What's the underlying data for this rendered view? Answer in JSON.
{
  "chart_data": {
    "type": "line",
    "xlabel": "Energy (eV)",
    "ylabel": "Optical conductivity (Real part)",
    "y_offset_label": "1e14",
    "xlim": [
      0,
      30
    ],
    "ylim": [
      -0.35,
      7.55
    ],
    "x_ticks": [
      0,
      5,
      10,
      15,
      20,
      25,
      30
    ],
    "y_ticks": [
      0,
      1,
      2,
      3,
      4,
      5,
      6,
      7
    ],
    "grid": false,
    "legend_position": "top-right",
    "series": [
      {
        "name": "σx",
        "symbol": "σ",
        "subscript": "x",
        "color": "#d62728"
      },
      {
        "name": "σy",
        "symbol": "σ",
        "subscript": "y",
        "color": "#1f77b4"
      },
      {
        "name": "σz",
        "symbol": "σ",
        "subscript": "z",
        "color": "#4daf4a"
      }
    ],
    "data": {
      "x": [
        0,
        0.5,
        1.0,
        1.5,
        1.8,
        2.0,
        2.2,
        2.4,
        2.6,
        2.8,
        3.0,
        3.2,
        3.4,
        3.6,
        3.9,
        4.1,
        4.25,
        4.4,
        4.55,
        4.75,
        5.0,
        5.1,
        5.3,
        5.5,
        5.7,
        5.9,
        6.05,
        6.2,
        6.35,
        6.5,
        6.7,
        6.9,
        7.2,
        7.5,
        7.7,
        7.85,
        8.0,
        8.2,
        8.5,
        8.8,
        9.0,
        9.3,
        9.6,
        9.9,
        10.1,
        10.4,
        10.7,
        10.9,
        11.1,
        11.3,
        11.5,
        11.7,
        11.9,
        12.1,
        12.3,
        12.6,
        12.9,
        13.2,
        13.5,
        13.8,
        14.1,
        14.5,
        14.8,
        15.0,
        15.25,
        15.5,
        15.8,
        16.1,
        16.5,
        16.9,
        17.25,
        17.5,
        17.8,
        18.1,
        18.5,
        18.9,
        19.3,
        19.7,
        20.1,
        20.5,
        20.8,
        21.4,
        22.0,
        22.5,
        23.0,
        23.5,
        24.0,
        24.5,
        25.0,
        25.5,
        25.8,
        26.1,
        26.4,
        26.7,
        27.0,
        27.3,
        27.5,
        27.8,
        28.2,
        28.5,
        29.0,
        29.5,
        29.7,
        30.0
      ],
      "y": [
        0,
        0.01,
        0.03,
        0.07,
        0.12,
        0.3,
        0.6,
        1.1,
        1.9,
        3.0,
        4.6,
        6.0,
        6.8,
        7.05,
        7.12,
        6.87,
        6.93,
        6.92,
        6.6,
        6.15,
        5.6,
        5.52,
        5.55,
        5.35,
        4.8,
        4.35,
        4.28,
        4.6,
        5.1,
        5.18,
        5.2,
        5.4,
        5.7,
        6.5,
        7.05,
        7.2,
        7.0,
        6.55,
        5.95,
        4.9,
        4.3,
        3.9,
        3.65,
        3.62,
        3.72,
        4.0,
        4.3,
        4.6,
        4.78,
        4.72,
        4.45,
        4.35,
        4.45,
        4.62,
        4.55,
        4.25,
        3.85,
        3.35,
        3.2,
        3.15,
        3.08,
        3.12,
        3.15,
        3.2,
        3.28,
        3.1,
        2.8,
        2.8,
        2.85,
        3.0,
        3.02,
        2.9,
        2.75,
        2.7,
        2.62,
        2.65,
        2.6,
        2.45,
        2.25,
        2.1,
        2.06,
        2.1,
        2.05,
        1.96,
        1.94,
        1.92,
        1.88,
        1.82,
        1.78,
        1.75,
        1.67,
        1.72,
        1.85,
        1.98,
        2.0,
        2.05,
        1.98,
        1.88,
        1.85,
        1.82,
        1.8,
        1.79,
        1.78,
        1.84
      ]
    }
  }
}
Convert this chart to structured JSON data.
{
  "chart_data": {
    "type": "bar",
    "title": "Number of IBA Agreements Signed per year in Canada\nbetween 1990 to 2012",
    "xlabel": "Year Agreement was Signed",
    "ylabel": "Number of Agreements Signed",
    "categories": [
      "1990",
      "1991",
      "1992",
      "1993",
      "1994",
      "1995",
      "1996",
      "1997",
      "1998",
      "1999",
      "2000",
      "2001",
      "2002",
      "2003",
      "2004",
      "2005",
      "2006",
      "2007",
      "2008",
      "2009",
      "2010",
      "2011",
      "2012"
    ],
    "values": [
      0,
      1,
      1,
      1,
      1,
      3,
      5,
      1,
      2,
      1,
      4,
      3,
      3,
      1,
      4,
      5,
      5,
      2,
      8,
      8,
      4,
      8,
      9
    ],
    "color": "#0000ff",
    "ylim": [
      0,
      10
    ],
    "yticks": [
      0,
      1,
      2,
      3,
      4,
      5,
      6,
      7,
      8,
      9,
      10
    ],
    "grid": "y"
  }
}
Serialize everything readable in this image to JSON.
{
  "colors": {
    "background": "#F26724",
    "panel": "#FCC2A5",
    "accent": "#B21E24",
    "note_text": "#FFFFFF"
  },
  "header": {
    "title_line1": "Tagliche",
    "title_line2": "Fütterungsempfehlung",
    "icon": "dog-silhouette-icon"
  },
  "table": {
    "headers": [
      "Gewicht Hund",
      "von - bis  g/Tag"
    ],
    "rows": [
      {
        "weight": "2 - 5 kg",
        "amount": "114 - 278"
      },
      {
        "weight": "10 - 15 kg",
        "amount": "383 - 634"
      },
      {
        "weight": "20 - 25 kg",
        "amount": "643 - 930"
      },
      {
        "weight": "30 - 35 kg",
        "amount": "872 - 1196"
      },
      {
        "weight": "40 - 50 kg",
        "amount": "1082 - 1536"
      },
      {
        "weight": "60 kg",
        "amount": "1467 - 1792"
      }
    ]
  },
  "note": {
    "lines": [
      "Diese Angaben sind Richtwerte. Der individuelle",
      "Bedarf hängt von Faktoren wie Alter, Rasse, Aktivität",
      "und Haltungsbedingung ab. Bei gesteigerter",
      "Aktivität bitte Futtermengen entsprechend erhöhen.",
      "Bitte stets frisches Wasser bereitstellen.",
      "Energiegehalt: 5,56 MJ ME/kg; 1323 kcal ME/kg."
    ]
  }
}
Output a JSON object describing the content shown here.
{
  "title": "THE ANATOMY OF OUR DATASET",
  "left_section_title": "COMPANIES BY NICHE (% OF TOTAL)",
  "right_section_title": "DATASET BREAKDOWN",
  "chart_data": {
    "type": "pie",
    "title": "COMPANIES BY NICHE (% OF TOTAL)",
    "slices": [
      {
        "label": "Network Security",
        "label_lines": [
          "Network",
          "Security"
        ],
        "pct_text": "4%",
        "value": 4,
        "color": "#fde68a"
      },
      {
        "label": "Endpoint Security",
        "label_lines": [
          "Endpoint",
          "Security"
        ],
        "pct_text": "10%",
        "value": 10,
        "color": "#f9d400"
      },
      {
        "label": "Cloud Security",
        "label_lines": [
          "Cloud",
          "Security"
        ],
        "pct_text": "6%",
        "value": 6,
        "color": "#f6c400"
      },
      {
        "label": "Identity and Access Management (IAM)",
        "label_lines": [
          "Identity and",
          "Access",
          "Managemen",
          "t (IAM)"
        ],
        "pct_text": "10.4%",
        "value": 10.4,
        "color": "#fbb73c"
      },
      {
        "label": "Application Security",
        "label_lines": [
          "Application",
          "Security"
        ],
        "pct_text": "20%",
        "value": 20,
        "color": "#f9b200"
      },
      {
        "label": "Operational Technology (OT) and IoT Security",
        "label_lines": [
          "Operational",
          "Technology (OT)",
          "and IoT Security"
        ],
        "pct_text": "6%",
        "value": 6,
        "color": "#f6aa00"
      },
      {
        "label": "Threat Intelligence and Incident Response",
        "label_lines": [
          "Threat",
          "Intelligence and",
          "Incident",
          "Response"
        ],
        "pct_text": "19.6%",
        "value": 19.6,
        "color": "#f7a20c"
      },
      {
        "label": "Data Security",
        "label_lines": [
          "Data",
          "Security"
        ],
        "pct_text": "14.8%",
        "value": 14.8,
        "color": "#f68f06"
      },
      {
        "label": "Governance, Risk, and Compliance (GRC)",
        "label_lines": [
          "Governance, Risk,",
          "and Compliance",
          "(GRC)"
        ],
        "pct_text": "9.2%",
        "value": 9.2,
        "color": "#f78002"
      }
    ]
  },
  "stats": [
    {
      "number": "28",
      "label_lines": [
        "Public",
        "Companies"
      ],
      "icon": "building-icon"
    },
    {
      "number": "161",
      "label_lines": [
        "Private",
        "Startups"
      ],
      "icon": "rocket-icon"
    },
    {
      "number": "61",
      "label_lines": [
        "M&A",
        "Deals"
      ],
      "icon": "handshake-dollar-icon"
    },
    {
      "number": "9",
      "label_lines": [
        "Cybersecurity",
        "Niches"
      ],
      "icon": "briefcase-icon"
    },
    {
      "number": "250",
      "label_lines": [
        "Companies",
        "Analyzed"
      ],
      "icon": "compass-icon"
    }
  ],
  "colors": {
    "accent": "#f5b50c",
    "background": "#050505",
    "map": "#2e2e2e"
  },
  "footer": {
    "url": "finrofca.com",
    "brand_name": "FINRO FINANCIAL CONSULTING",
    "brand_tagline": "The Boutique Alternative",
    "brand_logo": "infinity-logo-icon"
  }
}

(AIM OF THE TASK)
Identify the lines that hold the word "subscript". Copy every one of them.

(FINISHED TASK)
        "subscript": "x",
        "subscript": "y",
        "subscript": "z",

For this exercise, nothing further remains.